(Given exercise): Print the entries below in their entirety, exactly as they are written.

Dataset entries:
========================================================================

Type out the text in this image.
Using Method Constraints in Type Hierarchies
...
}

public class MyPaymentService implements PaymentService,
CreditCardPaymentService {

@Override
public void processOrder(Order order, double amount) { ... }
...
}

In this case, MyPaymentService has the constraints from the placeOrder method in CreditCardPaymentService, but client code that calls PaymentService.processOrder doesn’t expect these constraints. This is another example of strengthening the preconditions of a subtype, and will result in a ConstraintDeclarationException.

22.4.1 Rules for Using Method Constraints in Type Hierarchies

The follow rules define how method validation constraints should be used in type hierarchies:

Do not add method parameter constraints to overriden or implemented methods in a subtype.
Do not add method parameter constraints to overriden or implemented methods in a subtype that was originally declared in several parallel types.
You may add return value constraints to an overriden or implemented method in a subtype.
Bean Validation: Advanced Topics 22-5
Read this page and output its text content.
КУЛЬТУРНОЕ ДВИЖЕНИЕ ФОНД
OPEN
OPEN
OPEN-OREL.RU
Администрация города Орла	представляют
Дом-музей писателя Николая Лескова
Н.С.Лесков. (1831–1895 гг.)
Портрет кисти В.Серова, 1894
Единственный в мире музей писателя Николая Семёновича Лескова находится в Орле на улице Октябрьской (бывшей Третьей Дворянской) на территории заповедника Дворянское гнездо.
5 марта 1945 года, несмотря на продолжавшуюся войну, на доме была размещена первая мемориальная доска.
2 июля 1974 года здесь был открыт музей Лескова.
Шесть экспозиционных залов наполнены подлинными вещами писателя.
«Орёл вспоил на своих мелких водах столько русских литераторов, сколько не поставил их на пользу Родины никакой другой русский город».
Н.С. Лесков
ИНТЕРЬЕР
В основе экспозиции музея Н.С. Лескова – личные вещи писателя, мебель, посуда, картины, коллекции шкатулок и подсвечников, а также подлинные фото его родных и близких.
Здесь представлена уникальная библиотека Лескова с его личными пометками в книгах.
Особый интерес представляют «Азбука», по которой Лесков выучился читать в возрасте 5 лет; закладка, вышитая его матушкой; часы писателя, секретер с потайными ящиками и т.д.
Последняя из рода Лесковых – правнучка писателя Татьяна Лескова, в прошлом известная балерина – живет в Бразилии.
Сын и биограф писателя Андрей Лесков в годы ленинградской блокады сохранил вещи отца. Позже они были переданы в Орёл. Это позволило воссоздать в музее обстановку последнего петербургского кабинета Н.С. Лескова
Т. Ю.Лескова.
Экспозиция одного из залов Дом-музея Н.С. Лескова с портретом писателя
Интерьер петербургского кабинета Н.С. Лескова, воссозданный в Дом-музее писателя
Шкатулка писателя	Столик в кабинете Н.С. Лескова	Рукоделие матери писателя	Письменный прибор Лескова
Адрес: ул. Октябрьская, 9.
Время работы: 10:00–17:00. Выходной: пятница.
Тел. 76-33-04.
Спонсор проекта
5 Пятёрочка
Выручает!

========================================================================

(Solution to the problem):
Type out the text in this image.
Using Method Constraints in Type Hierarchies
...
}

public class MyPaymentService implements PaymentService,
CreditCardPaymentService {

@Override
public void processOrder(Order order, double amount) { ... }
...
}

In this case, MyPaymentService has the constraints from the placeOrder method in CreditCardPaymentService, but client code that calls PaymentService.processOrder doesn’t expect these constraints. This is another example of strengthening the preconditions of a subtype, and will result in a ConstraintDeclarationException.

22.4.1 Rules for Using Method Constraints in Type Hierarchies

The follow rules define how method validation constraints should be used in type hierarchies:

Do not add method parameter constraints to overriden or implemented methods in a subtype.
Do not add method parameter constraints to overriden or implemented methods in a subtype that was originally declared in several parallel types.
You may add return value constraints to an overriden or implemented method in a subtype.
Bean Validation: Advanced Topics 22-5
Read this page and output its text content.
КУЛЬТУРНОЕ ДВИЖЕНИЕ ФОНД
OPEN
OPEN
OPEN-OREL.RU
Администрация города Орла	представляют
Дом-музей писателя Николая Лескова
Н.С.Лесков. (1831–1895 гг.)
Портрет кисти В.Серова, 1894
Единственный в мире музей писателя Николая Семёновича Лескова находится в Орле на улице Октябрьской (бывшей Третьей Дворянской) на территории заповедника Дворянское гнездо.
5 марта 1945 года, несмотря на продолжавшуюся войну, на доме была размещена первая мемориальная доска.
2 июля 1974 года здесь был открыт музей Лескова.
Шесть экспозиционных залов наполнены подлинными вещами писателя.
«Орёл вспоил на своих мелких водах столько русских литераторов, сколько не поставил их на пользу Родины никакой другой русский город».
Н.С. Лесков
ИНТЕРЬЕР
В основе экспозиции музея Н.С. Лескова – личные вещи писателя, мебель, посуда, картины, коллекции шкатулок и подсвечников, а также подлинные фото его родных и близких.
Здесь представлена уникальная библиотека Лескова с его личными пометками в книгах.
Особый интерес представляют «Азбука», по которой Лесков выучился читать в возрасте 5 лет; закладка, вышитая его матушкой; часы писателя, секретер с потайными ящиками и т.д.
Последняя из рода Лесковых – правнучка писателя Татьяна Лескова, в прошлом известная балерина – живет в Бразилии.
Сын и биограф писателя Андрей Лесков в годы ленинградской блокады сохранил вещи отца. Позже они были переданы в Орёл. Это позволило воссоздать в музее обстановку последнего петербургского кабинета Н.С. Лескова
Т. Ю.Лескова.
Экспозиция одного из залов Дом-музея Н.С. Лескова с портретом писателя
Интерьер петербургского кабинета Н.С. Лескова, воссозданный в Дом-музее писателя
Шкатулка писателя	Столик в кабинете Н.С. Лескова	Рукоделие матери писателя	Письменный прибор Лескова
Адрес: ул. Октябрьская, 9.
Время работы: 10:00–17:00. Выходной: пятница.
Тел. 76-33-04.
Спонсор проекта
5 Пятёрочка
Выручает!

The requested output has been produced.